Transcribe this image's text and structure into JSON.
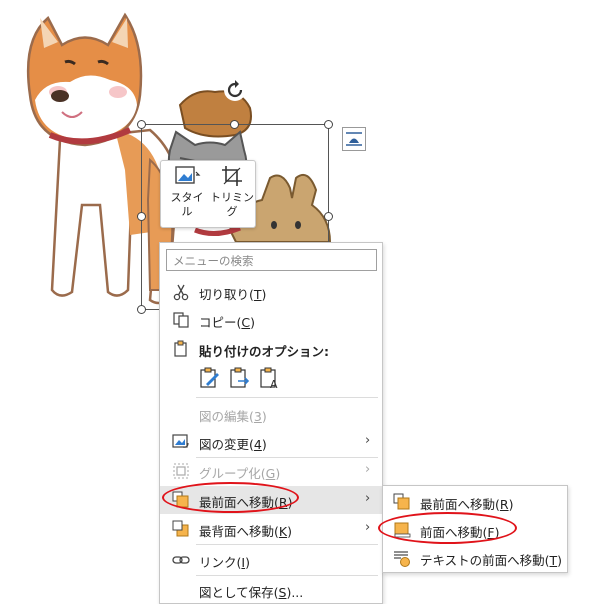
{
  "mini_toolbar": {
    "style_label_1": "スタイ",
    "style_label_2": "ル",
    "trim_label": "トリミング"
  },
  "context_menu": {
    "search_placeholder": "メニューの検索",
    "cut": {
      "text": "切り取り(",
      "key": "T",
      "end": ")"
    },
    "copy": {
      "text": "コピー(",
      "key": "C",
      "end": ")"
    },
    "paste_options": "貼り付けのオプション:",
    "edit_picture": {
      "text": "図の編集(",
      "key": "3",
      "end": ")"
    },
    "change_picture": {
      "text": "図の変更(",
      "key": "4",
      "end": ")"
    },
    "group": {
      "text": "グループ化(",
      "key": "G",
      "end": ")"
    },
    "bring_to_front": {
      "text": "最前面へ移動(",
      "key": "R",
      "end": ")"
    },
    "send_to_back": {
      "text": "最背面へ移動(",
      "key": "K",
      "end": ")"
    },
    "link": {
      "text": "リンク(",
      "key": "I",
      "end": ")"
    },
    "save_as_picture": {
      "text": "図として保存(",
      "key": "S",
      "end": ")..."
    },
    "submenu_arrow": "›"
  },
  "submenu": {
    "bring_to_front": {
      "text": "最前面へ移動(",
      "key": "R",
      "end": ")"
    },
    "bring_forward": {
      "text": "前面へ移動(",
      "key": "F",
      "end": ")"
    },
    "in_front_of_text": {
      "text": "テキストの前面へ移動(",
      "key": "T",
      "end": ")"
    }
  },
  "colors": {
    "accent_red": "#e0131a",
    "icon_orange": "#f6b44c",
    "icon_blue": "#2f7dd1",
    "hover_gray": "#e6e6e6"
  }
}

→ **Instruction**
Without the pictures, print the records in full, exactly as they appear.

→ **The response**
Transcribe this image's text and structure into JSON.
{
  "mini_toolbar": {
    "style_label_1": "スタイ",
    "style_label_2": "ル",
    "trim_label": "トリミング"
  },
  "context_menu": {
    "search_placeholder": "メニューの検索",
    "cut": {
      "text": "切り取り(",
      "key": "T",
      "end": ")"
    },
    "copy": {
      "text": "コピー(",
      "key": "C",
      "end": ")"
    },
    "paste_options": "貼り付けのオプション:",
    "edit_picture": {
      "text": "図の編集(",
      "key": "3",
      "end": ")"
    },
    "change_picture": {
      "text": "図の変更(",
      "key": "4",
      "end": ")"
    },
    "group": {
      "text": "グループ化(",
      "key": "G",
      "end": ")"
    },
    "bring_to_front": {
      "text": "最前面へ移動(",
      "key": "R",
      "end": ")"
    },
    "send_to_back": {
      "text": "最背面へ移動(",
      "key": "K",
      "end": ")"
    },
    "link": {
      "text": "リンク(",
      "key": "I",
      "end": ")"
    },
    "save_as_picture": {
      "text": "図として保存(",
      "key": "S",
      "end": ")..."
    },
    "submenu_arrow": "›"
  },
  "submenu": {
    "bring_to_front": {
      "text": "最前面へ移動(",
      "key": "R",
      "end": ")"
    },
    "bring_forward": {
      "text": "前面へ移動(",
      "key": "F",
      "end": ")"
    },
    "in_front_of_text": {
      "text": "テキストの前面へ移動(",
      "key": "T",
      "end": ")"
    }
  },
  "colors": {
    "accent_red": "#e0131a",
    "icon_orange": "#f6b44c",
    "icon_blue": "#2f7dd1",
    "hover_gray": "#e6e6e6"
  }
}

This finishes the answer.